Chongos... La Lemebel o la Noy (de quien me pidió con insistencia que lo despidiera, y que además lo conservaba retratado en su piso de Bellas Artes) son pura recreación de sí, caníbales urbanos que con tres dentelladas al hilo transforman una calle de Buenos Aires o de Santiago en su propio alimento carnal, que será siempre una revelación o una crónica al desamparo. Los chongos, los rotos, de pronto abandonan la esquina donde piden el mango, para seguir el paso de Parnaso de esas dos locas egregias, y hasta parecen pedirles perdón mientras le punguean el bolso anacrónico, como les pasó una noche en la avenida Corrientes. Ellas tan campantes, tan a su aire, se dejan robar para seguir dando qué hablar.

###

Tarea: Sigue escribiendo el fragmento sobre la Lemebel y la Noy a partir de su última oración.

Datos de análisis del diseño de página:
###

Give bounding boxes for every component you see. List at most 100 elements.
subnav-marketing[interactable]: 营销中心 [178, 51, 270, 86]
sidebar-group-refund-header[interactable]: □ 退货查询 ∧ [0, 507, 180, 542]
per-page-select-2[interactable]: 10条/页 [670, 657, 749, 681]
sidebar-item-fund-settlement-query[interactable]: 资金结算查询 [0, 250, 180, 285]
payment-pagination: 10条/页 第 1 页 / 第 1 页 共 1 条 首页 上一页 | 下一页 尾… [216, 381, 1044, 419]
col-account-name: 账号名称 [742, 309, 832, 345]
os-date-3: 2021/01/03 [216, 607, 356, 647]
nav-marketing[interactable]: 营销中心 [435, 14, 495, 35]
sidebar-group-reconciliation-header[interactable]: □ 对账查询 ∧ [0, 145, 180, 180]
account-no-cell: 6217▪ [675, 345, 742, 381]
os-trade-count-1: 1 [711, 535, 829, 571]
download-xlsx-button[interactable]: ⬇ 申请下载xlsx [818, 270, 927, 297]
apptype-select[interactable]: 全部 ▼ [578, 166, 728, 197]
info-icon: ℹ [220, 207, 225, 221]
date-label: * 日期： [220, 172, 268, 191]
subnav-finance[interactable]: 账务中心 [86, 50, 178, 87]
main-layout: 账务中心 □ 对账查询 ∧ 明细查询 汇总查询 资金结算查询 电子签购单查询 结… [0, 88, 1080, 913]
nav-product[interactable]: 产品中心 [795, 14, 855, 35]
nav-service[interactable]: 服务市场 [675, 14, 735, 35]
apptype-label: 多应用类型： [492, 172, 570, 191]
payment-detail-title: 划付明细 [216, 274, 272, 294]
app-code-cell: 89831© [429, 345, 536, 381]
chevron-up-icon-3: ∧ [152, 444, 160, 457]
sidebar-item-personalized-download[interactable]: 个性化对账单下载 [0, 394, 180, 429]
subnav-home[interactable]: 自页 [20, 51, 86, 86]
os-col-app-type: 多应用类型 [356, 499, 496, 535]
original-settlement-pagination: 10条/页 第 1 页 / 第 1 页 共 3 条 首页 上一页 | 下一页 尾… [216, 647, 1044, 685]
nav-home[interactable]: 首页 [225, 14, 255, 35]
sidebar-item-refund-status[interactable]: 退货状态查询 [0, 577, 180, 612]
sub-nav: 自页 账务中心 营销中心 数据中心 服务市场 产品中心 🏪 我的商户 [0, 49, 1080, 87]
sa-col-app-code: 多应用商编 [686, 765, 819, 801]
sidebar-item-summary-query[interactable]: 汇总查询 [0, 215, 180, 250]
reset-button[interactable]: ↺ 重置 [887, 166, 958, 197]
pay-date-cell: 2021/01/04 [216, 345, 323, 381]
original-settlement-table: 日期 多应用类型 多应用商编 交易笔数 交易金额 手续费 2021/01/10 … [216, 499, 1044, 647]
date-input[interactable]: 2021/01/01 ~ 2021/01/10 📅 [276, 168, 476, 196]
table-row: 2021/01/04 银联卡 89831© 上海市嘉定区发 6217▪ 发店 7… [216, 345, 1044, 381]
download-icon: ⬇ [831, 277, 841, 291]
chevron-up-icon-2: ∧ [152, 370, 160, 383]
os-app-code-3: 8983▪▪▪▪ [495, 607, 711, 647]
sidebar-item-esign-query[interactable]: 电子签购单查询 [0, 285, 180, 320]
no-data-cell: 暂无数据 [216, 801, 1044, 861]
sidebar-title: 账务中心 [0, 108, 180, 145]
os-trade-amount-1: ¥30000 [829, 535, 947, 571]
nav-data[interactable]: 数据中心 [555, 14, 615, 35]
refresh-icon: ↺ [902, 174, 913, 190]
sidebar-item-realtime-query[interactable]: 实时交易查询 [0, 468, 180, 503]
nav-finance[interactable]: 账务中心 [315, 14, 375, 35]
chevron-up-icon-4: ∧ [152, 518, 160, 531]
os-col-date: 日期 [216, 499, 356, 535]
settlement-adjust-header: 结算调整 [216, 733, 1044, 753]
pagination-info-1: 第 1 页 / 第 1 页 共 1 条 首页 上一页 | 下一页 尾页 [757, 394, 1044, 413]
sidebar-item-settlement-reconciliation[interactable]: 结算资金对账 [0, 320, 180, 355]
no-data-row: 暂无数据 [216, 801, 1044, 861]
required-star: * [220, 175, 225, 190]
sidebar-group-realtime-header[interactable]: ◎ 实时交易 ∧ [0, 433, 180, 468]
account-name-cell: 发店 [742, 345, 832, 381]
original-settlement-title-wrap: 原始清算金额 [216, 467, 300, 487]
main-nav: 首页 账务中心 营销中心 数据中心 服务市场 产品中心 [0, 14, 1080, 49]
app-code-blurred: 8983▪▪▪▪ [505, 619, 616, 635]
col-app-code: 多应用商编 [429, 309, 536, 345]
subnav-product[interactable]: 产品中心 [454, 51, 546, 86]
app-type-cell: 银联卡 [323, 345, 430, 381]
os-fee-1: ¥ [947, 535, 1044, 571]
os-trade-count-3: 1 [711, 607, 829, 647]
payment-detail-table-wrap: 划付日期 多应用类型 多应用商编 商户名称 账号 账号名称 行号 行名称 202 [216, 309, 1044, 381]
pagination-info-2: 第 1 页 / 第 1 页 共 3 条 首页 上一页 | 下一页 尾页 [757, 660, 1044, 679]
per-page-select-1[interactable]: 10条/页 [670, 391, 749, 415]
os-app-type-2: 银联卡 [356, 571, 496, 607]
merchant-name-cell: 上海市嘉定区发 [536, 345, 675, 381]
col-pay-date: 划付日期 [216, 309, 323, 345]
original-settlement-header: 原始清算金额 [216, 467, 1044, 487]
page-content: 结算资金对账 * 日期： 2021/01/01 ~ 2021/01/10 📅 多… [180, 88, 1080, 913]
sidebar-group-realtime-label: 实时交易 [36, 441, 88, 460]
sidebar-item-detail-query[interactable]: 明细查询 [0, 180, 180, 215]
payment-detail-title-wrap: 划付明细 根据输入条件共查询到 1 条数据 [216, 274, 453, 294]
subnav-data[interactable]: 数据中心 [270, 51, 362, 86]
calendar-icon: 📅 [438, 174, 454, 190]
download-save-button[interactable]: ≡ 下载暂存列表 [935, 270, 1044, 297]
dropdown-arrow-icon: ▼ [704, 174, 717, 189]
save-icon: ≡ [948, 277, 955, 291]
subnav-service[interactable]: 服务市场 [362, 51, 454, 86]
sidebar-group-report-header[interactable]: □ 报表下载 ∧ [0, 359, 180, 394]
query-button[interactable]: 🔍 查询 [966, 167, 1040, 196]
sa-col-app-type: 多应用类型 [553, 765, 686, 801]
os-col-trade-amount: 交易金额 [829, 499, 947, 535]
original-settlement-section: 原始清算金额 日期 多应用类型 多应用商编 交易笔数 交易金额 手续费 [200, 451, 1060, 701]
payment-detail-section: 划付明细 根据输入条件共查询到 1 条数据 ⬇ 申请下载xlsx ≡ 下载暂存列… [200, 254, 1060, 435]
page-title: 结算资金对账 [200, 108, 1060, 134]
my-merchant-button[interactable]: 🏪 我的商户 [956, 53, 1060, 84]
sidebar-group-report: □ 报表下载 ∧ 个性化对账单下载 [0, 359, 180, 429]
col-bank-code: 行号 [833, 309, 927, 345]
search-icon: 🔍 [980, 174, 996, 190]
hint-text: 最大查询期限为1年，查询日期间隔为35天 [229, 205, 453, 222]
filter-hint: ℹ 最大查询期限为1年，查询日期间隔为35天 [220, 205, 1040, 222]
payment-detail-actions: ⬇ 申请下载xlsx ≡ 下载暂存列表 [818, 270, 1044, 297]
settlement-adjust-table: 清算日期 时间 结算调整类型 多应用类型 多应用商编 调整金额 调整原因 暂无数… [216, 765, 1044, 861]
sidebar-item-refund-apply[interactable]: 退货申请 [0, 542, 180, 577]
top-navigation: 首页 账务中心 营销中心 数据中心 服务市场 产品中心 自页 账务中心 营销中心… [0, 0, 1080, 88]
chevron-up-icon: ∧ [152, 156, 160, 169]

###

Resultado del ejercicio:
No imagino qué cosas Pedro habrá preferido pasar por alto en el momento de soñar un montaje definitivo para su vida, lamiendo memorias contra la almohada. Qué recuerdos descartó para cuando se encendiera el ula ula del final. Quiso salir de la López Pérez la tarde del 31 de diciembre para reunir a unos pocos amigos –el Che de los Gays incluido– en su departamento del barrio Bellas Artes; nada que ver con el lujo gringo del Alto Santiago, que no era su ideal de casa: sus fastos domésticos eran recuerdos austeros de sus grandes momentos, abanicos, fotografías, afiches, dibujos y homenajes. Supongo que el preferido era una lámina donde se estilizaba una rosa en registro Luxemburgo, y el nombre de Gladys Marín, su gran amiga, la Pasionaria de Chile, que se la hizo difícil al dictador. Planeaba publicar este año el libro de sus conversaciones con esa prócer compañera del Partido Comunista.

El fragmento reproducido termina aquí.